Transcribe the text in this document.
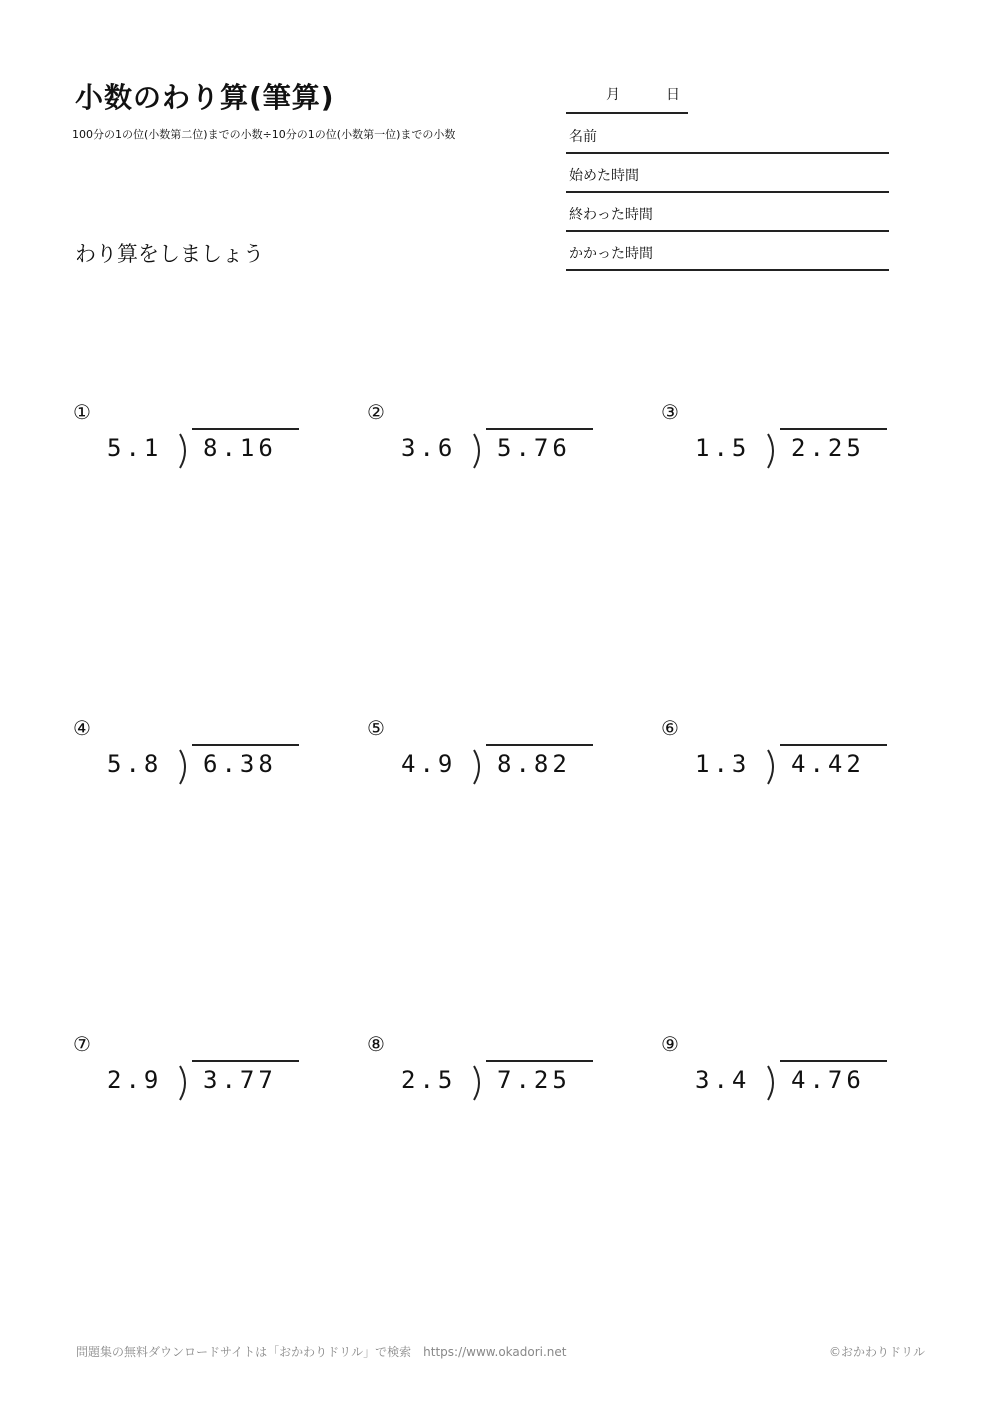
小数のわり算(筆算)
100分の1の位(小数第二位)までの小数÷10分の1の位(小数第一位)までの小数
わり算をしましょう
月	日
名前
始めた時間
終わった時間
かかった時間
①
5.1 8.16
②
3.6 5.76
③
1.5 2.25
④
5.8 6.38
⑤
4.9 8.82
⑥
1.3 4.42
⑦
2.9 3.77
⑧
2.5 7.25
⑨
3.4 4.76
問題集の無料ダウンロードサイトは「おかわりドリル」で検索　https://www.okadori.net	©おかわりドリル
+===+
Extract all the data above exactly, excluding every picture.

Transcribe the text in this document.
小数のわり算(筆算)
100分の1の位(小数第二位)までの小数÷10分の1の位(小数第一位)までの小数
わり算をしましょう
月	日
名前
始めた時間
終わった時間
かかった時間
①
5.1 8.16
②
3.6 5.76
③
1.5 2.25
④
5.8 6.38
⑤
4.9 8.82
⑥
1.3 4.42
⑦
2.9 3.77
⑧
2.5 7.25
⑨
3.4 4.76
問題集の無料ダウンロードサイトは「おかわりドリル」で検索　https://www.okadori.net	©おかわりドリル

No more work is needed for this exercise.